Records shown:

- - -

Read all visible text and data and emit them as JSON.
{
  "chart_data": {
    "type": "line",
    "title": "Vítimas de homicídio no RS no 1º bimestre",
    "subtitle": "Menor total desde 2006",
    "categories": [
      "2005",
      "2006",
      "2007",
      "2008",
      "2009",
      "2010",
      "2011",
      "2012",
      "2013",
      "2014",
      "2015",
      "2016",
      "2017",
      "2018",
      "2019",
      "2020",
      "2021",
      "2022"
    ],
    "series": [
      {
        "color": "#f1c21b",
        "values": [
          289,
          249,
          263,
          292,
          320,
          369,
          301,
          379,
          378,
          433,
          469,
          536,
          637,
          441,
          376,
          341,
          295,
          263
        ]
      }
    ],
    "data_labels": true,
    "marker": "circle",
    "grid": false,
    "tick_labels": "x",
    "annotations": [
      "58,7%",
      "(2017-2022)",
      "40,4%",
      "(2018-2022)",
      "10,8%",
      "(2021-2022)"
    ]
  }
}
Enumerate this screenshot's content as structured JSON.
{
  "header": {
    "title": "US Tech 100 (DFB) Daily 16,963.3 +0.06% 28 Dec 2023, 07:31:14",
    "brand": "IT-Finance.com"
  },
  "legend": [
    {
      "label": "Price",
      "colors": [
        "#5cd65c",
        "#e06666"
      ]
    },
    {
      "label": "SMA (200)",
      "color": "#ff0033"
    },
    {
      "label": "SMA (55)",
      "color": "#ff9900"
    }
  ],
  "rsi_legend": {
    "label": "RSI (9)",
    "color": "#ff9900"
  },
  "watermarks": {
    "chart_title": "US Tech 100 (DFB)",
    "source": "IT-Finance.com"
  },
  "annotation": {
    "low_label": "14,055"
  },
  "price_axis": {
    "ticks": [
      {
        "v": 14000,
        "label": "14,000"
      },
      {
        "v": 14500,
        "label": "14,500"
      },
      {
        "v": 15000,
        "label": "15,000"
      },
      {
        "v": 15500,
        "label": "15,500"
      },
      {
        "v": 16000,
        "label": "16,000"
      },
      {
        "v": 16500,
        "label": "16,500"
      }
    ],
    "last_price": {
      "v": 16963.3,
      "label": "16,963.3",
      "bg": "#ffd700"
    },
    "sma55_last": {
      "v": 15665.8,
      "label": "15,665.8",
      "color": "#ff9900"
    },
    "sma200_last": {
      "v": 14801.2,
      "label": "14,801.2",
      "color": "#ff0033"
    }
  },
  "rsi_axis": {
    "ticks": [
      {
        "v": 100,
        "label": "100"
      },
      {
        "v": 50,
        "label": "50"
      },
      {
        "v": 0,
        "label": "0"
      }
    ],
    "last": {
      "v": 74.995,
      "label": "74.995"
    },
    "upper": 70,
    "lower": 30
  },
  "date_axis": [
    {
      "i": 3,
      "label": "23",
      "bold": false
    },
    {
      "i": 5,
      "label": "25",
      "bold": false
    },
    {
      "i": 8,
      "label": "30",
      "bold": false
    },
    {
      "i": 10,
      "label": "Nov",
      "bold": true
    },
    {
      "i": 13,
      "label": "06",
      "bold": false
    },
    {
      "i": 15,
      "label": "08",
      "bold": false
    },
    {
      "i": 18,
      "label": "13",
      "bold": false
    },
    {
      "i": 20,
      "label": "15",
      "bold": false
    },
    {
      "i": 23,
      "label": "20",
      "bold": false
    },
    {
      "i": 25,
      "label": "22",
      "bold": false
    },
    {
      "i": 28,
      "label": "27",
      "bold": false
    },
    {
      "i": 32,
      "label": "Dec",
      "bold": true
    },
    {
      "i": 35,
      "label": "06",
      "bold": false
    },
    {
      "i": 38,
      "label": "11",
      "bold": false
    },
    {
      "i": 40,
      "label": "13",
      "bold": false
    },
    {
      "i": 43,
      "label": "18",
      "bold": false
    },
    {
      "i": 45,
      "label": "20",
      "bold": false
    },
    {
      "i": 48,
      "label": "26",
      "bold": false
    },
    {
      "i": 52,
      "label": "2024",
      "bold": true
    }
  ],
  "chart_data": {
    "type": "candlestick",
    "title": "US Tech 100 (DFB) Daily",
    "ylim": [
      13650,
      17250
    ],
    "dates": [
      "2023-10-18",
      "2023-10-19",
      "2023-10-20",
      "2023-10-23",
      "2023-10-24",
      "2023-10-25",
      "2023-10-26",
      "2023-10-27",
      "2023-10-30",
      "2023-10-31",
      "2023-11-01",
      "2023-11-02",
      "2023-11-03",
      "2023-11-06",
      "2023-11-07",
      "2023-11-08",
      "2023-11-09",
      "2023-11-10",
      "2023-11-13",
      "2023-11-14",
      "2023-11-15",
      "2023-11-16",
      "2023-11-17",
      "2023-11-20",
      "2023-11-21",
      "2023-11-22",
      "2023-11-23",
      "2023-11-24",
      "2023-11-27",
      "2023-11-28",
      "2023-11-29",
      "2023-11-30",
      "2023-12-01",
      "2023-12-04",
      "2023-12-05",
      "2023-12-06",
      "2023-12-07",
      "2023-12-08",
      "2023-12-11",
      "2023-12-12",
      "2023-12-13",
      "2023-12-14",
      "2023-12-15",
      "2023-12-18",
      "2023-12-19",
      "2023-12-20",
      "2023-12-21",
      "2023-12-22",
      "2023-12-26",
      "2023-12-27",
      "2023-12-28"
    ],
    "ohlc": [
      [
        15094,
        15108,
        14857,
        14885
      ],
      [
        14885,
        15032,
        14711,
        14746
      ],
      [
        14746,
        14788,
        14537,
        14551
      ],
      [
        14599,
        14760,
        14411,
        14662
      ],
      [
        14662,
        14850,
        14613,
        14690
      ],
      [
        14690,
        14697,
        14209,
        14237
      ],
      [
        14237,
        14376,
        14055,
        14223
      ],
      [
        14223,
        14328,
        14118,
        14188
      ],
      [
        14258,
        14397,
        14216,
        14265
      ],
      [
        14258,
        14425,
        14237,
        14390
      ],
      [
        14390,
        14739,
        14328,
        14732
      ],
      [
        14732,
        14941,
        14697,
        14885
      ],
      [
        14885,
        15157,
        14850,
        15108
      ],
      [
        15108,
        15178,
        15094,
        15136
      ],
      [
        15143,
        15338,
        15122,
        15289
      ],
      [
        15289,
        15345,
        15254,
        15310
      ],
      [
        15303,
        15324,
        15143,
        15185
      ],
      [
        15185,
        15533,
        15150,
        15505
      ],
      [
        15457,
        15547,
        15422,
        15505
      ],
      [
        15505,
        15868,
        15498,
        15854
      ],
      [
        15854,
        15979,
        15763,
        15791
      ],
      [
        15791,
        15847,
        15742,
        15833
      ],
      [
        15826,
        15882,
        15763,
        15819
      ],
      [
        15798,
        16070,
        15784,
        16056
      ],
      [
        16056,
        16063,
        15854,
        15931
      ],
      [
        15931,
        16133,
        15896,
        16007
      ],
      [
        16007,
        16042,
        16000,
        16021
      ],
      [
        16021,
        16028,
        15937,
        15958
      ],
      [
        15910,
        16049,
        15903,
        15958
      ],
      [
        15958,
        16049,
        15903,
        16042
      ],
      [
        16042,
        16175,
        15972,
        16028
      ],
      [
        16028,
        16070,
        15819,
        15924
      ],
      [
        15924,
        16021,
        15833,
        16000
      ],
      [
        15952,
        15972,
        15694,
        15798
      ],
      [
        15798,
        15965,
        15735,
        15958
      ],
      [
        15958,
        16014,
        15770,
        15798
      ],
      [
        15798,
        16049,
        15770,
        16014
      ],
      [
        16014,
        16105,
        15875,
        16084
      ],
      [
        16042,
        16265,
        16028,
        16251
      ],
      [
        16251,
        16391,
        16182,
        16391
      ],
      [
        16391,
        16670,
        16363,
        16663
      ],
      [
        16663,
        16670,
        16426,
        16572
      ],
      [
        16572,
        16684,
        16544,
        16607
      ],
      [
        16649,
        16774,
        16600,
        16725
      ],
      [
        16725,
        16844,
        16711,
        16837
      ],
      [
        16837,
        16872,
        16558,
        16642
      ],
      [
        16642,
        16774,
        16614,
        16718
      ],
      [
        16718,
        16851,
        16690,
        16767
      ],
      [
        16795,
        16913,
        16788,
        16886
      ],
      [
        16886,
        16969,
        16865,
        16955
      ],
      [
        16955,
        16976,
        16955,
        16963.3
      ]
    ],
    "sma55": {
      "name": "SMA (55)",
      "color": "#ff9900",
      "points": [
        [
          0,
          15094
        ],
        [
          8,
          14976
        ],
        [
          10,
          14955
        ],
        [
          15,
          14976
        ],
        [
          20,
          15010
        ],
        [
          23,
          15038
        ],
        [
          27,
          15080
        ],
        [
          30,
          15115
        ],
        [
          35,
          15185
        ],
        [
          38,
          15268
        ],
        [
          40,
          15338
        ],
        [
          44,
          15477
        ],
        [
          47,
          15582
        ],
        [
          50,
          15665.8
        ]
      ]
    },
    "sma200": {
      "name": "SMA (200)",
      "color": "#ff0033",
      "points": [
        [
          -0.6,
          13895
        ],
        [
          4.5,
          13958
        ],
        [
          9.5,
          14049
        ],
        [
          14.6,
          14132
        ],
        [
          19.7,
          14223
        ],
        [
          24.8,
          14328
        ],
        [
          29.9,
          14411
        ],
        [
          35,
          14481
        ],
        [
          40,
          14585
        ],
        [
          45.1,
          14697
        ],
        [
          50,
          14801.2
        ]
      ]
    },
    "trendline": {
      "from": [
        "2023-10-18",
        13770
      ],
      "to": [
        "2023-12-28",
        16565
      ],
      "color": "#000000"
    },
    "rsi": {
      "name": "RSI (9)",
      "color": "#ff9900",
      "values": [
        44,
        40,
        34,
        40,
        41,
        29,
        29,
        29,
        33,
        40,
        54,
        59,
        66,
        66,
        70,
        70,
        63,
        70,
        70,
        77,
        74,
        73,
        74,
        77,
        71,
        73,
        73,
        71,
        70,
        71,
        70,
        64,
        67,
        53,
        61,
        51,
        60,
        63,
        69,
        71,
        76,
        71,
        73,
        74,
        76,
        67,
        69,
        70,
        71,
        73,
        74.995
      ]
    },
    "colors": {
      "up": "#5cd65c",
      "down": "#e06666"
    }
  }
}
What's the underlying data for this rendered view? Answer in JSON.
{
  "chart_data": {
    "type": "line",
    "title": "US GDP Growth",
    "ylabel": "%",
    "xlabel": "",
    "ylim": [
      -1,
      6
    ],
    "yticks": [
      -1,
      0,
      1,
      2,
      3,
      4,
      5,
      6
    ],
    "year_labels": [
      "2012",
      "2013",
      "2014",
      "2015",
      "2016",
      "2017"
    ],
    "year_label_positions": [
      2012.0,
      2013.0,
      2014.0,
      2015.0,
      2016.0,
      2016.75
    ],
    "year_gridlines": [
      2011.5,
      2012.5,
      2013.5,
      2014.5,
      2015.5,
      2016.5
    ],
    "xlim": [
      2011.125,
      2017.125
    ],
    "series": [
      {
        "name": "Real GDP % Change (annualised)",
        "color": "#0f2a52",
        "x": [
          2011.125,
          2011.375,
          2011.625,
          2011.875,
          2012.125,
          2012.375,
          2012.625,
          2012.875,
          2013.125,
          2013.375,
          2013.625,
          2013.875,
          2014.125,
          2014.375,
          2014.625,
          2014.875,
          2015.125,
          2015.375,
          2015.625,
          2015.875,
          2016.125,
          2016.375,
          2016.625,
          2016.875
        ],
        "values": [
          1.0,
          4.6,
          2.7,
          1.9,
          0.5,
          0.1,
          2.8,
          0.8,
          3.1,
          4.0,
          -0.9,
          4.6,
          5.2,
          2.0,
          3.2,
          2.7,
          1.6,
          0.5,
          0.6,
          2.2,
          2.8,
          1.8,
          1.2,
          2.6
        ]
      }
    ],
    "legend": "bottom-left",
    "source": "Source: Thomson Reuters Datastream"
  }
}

- - -

Instruction:
Tell how many lines in the material above include the word "source", giving the number only.

Written response:
2